Records excerpted from a collection:
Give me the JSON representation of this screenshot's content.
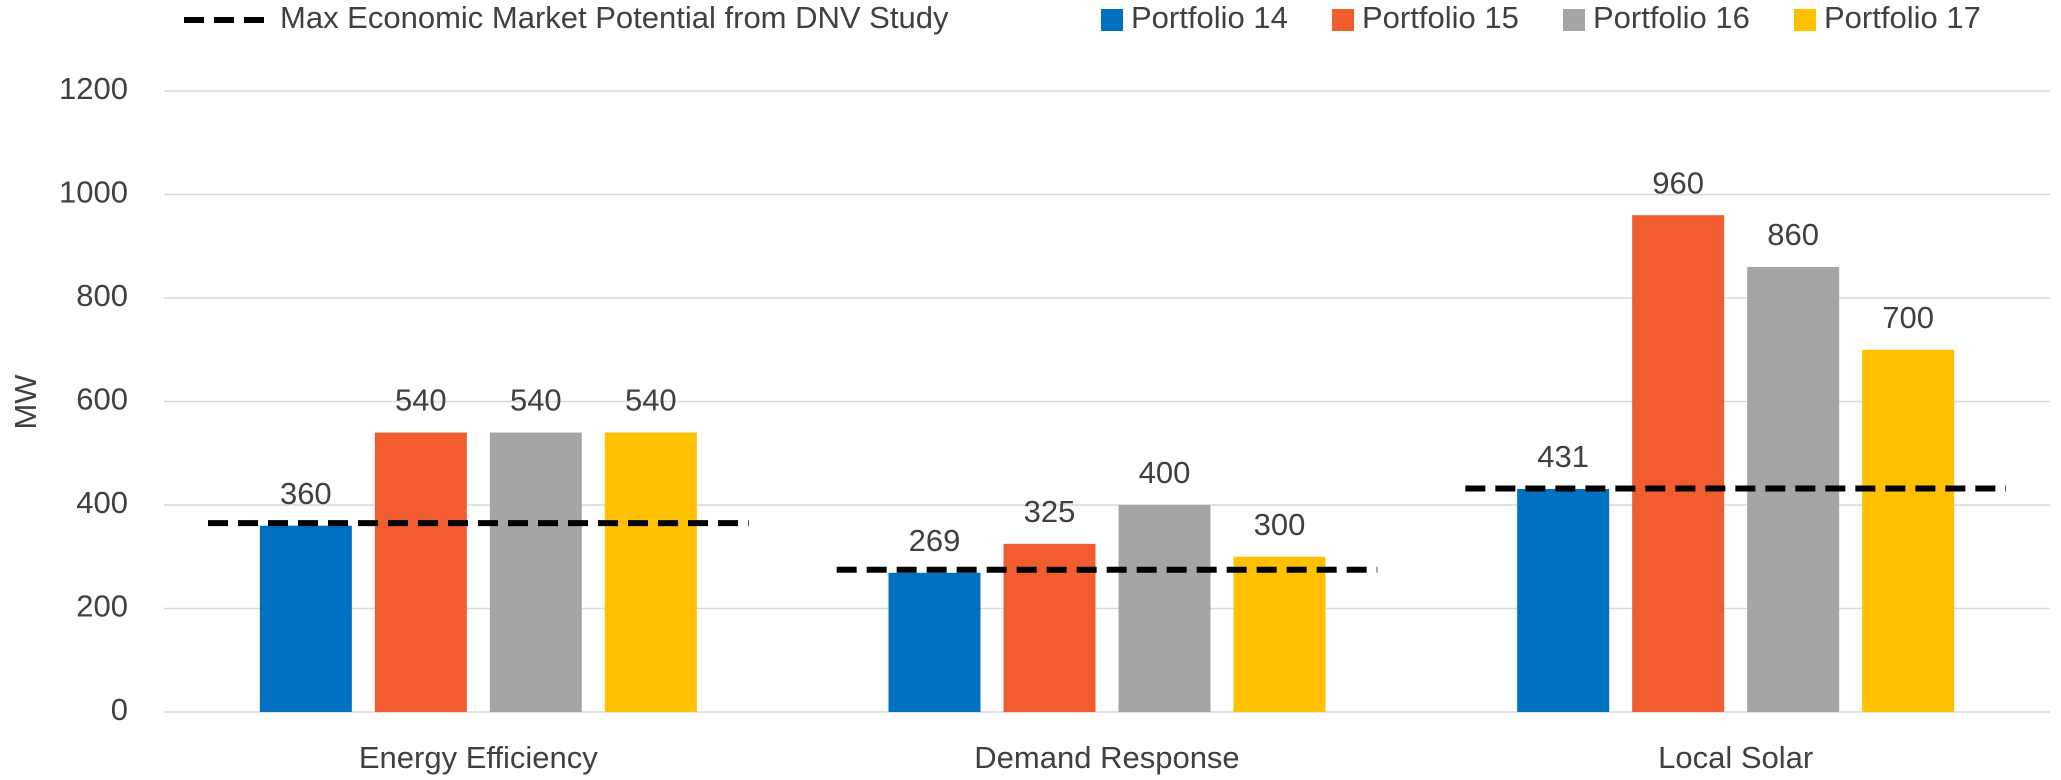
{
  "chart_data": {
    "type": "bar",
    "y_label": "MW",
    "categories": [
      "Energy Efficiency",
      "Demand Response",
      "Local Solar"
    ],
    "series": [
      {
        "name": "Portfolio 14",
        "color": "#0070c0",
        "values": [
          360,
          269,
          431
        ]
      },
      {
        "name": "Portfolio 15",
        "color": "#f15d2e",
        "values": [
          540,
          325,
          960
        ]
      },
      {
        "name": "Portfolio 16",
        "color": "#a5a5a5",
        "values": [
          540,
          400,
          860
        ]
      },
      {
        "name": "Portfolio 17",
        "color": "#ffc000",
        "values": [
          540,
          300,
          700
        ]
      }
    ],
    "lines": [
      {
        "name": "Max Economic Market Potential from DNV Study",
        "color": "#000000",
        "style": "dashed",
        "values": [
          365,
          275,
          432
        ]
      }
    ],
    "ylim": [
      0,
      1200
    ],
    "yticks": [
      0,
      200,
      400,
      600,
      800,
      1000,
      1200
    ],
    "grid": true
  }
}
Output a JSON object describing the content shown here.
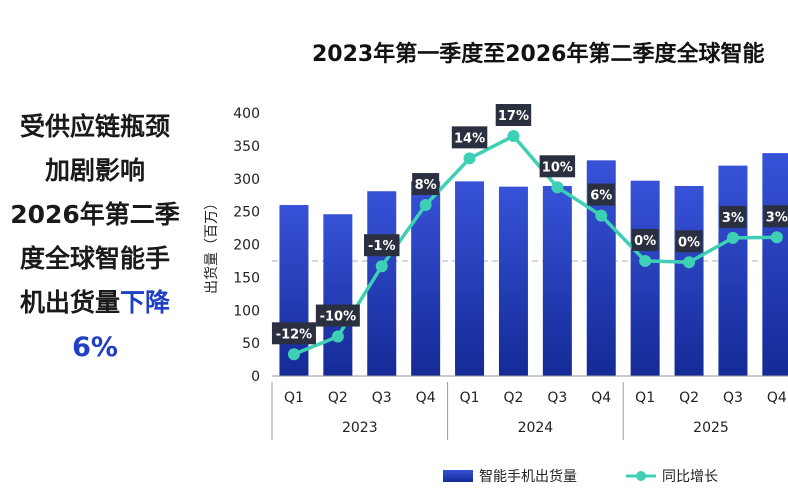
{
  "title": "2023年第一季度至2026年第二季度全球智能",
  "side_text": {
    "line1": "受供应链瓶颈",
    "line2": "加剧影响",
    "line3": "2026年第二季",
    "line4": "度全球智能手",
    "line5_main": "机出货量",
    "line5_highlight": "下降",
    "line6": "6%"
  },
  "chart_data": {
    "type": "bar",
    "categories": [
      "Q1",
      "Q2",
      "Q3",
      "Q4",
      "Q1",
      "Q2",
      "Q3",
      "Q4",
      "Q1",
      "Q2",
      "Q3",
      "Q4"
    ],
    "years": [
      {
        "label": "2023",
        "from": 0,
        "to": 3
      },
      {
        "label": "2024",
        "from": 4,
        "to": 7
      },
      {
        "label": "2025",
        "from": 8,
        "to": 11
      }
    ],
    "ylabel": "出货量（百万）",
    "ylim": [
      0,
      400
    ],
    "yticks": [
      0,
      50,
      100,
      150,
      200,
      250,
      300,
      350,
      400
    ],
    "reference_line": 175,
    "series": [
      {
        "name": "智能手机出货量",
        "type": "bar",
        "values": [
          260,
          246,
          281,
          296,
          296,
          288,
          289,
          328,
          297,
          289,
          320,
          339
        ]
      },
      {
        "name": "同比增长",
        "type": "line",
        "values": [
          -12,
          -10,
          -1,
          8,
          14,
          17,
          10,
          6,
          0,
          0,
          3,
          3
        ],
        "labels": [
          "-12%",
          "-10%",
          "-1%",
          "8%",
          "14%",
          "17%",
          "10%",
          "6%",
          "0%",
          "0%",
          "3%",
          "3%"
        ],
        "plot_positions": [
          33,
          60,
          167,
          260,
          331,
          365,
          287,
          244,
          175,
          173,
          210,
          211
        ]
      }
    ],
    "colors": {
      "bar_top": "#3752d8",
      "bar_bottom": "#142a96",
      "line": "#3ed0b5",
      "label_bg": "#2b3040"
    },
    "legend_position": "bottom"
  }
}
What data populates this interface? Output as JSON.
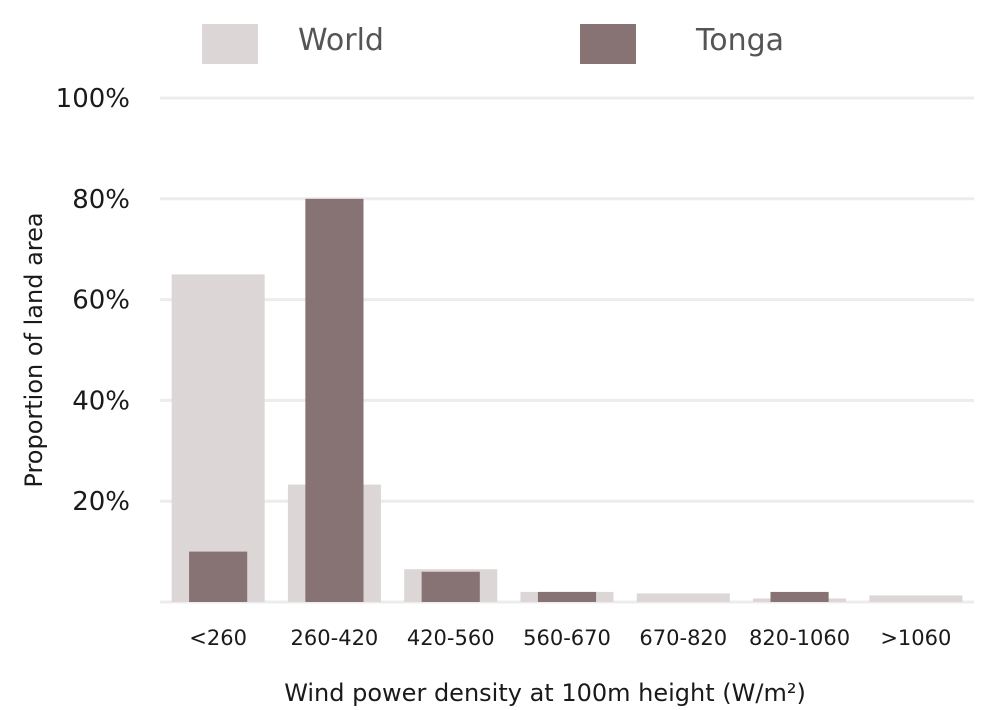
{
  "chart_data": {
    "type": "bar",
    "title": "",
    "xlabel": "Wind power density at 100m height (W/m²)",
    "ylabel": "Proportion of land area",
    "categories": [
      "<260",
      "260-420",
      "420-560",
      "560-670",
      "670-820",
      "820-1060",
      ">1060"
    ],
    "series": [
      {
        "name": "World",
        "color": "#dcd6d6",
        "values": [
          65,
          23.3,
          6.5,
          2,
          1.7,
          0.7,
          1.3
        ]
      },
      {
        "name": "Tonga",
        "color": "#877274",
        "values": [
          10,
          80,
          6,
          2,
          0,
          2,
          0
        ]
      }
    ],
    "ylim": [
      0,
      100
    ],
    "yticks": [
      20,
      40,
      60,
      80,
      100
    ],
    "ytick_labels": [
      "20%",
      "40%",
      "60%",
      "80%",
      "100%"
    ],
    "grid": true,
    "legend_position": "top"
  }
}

Problem requirements:
Pull every line containing "ylabel" from the material above.

Result of the task:
    "ylabel": "出货量（百万）",
    "ylabel": "Proportion of land area",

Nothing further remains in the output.